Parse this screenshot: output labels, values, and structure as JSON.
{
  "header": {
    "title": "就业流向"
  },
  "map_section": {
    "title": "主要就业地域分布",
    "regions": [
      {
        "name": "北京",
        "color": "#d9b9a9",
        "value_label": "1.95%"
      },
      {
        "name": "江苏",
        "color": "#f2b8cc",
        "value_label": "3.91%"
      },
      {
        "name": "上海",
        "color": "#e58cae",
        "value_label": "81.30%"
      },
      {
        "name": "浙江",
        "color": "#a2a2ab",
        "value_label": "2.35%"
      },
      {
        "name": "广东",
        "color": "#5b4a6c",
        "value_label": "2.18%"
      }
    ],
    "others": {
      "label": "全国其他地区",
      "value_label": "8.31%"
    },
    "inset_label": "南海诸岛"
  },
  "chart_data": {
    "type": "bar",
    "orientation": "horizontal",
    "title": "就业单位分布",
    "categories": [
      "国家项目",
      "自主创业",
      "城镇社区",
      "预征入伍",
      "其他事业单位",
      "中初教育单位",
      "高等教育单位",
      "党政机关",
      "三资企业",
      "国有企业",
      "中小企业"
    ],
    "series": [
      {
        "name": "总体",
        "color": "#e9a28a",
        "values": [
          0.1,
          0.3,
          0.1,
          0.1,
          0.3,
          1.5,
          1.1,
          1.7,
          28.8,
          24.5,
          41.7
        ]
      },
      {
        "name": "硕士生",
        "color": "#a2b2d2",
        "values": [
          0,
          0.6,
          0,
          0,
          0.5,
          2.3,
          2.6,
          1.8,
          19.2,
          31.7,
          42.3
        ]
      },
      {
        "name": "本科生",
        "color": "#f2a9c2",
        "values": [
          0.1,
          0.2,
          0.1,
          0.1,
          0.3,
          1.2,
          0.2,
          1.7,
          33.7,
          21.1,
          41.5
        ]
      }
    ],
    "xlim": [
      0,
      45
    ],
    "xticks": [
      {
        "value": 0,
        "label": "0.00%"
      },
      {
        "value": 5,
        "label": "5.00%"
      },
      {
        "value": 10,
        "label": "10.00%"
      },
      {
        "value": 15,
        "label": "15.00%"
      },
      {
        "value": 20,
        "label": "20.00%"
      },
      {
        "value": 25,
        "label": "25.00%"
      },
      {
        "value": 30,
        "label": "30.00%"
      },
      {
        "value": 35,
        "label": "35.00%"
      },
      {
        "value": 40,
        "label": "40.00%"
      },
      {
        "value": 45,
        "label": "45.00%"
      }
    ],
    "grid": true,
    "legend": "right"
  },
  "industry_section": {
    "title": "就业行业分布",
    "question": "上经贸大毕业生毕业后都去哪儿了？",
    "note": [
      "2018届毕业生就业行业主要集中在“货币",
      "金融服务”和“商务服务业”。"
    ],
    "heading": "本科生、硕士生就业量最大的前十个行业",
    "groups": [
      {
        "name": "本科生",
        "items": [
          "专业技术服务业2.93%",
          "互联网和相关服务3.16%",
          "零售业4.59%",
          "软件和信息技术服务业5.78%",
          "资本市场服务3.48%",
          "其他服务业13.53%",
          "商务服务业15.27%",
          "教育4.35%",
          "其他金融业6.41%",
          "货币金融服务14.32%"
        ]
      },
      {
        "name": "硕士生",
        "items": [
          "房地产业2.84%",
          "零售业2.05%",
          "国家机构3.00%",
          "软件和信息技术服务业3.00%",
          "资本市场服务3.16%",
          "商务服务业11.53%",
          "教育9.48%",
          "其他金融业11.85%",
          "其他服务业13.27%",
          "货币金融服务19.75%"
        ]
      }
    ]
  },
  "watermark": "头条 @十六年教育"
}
--
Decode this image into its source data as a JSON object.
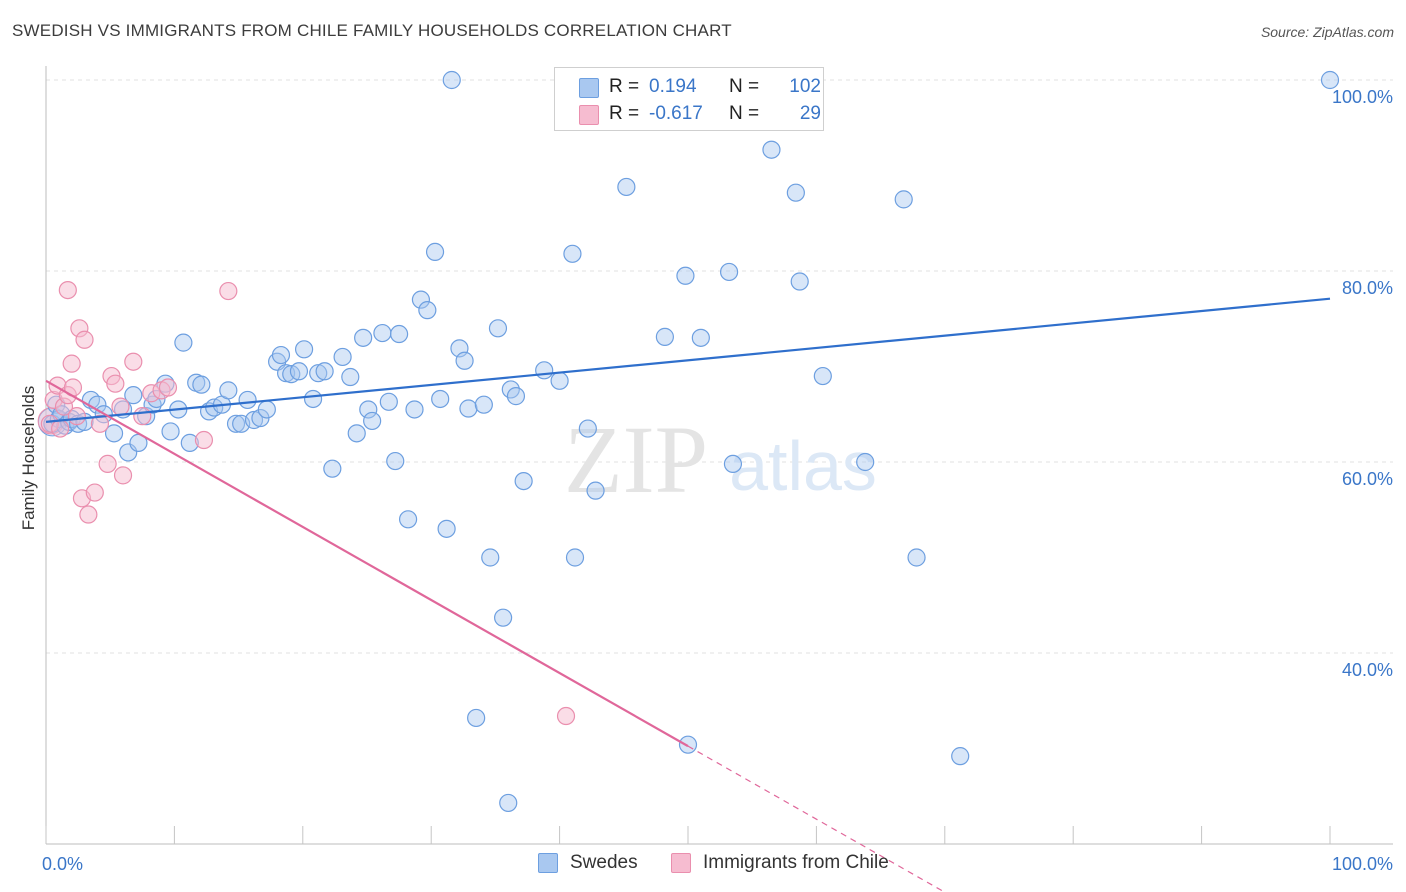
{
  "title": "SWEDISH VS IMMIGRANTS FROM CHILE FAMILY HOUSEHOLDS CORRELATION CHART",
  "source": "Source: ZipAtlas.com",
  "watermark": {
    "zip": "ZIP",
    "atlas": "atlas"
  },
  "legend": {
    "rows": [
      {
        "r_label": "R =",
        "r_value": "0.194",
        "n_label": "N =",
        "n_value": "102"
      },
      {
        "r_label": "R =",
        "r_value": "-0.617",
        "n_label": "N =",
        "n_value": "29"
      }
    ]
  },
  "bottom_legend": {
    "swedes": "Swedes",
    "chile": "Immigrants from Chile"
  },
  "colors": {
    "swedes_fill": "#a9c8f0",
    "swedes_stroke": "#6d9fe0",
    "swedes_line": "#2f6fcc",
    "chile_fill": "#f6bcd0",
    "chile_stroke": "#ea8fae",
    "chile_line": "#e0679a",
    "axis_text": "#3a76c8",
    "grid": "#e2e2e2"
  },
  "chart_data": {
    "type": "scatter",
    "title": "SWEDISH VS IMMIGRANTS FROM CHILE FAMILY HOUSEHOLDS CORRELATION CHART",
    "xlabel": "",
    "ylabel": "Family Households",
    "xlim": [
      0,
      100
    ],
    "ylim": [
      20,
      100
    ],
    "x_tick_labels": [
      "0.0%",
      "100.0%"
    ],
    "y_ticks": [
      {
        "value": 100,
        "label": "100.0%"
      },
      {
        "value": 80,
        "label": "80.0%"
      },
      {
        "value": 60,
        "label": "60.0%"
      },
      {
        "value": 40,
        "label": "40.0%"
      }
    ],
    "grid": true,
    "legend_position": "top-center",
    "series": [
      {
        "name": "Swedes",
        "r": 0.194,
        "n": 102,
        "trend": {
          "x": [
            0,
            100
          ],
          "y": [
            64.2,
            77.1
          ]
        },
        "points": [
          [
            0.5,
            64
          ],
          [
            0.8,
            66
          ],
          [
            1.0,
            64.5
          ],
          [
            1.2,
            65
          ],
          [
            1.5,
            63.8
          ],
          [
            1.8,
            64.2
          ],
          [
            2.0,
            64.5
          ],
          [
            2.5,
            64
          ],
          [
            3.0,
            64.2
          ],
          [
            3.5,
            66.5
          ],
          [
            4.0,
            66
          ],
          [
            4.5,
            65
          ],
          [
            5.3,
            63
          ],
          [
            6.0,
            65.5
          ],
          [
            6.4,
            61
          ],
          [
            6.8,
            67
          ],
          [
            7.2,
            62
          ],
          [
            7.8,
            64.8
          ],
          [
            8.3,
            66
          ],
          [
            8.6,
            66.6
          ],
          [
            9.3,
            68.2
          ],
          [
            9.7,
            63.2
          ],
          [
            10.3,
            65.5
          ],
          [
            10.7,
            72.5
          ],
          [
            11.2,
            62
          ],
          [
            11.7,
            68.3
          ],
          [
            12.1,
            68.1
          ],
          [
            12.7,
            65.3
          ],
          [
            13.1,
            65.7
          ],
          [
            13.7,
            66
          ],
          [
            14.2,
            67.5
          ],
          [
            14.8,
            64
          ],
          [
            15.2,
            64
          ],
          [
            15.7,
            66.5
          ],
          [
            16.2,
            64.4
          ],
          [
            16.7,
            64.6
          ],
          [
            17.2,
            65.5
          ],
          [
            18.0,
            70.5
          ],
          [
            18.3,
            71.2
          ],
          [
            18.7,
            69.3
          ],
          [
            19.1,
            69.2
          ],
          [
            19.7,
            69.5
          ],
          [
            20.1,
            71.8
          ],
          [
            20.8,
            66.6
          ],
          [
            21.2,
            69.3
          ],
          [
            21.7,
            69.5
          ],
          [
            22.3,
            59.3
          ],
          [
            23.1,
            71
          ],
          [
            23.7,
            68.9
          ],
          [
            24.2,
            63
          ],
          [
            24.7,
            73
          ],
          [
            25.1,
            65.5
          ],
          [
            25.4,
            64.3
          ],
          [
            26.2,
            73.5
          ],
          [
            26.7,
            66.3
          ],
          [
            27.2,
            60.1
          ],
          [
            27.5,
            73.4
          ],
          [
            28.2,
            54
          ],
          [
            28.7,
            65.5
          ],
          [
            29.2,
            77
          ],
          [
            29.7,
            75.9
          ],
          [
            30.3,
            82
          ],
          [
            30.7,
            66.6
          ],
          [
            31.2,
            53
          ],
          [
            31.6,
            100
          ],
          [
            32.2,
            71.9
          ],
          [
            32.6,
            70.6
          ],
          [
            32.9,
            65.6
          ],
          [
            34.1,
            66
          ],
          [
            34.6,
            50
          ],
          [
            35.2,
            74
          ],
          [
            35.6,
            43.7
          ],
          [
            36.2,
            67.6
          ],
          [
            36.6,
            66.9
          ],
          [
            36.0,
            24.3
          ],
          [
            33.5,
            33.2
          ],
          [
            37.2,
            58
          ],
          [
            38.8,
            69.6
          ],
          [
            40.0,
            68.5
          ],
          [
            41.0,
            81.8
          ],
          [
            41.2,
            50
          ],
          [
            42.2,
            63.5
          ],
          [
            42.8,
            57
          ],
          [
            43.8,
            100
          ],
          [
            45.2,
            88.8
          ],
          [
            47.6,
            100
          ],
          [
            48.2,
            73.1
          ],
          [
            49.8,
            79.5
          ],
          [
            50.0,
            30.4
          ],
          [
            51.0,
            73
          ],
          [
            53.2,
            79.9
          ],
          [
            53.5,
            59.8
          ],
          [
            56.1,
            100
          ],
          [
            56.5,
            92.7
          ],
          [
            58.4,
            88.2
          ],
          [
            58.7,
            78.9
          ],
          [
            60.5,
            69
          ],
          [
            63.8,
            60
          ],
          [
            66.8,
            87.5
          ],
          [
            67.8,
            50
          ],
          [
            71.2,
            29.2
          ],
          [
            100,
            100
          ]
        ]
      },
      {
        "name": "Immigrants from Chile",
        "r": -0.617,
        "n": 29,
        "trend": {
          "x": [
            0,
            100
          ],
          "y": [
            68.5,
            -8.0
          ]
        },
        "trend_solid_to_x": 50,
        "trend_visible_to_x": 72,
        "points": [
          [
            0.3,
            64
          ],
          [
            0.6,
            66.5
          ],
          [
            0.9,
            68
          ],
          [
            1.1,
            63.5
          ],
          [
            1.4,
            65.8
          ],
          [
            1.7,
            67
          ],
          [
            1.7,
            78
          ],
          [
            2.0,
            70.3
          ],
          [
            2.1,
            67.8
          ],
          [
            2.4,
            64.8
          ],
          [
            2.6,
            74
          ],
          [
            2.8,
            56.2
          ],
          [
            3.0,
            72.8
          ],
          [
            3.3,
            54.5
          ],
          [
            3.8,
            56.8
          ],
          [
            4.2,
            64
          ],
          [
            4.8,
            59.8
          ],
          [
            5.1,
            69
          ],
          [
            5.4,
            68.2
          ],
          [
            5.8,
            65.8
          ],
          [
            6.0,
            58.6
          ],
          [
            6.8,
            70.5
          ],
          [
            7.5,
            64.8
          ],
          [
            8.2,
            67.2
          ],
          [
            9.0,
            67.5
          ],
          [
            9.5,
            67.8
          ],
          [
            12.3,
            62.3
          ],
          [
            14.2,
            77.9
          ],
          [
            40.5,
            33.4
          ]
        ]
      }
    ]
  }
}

### Your goal
Using the listing above, locate the lines that hold "title" and copy each one.

### Completed exercise
    "title": "就业流向"
    "title": "主要就业地域分布",
    "title": "就业单位分布",
    "title": "就业行业分布",
  "title": "SWEDISH VS IMMIGRANTS FROM CHILE FAMILY HOUSEHOLDS CORRELATION CHART",
    "title": "SWEDISH VS IMMIGRANTS FROM CHILE FAMILY HOUSEHOLDS CORRELATION CHART",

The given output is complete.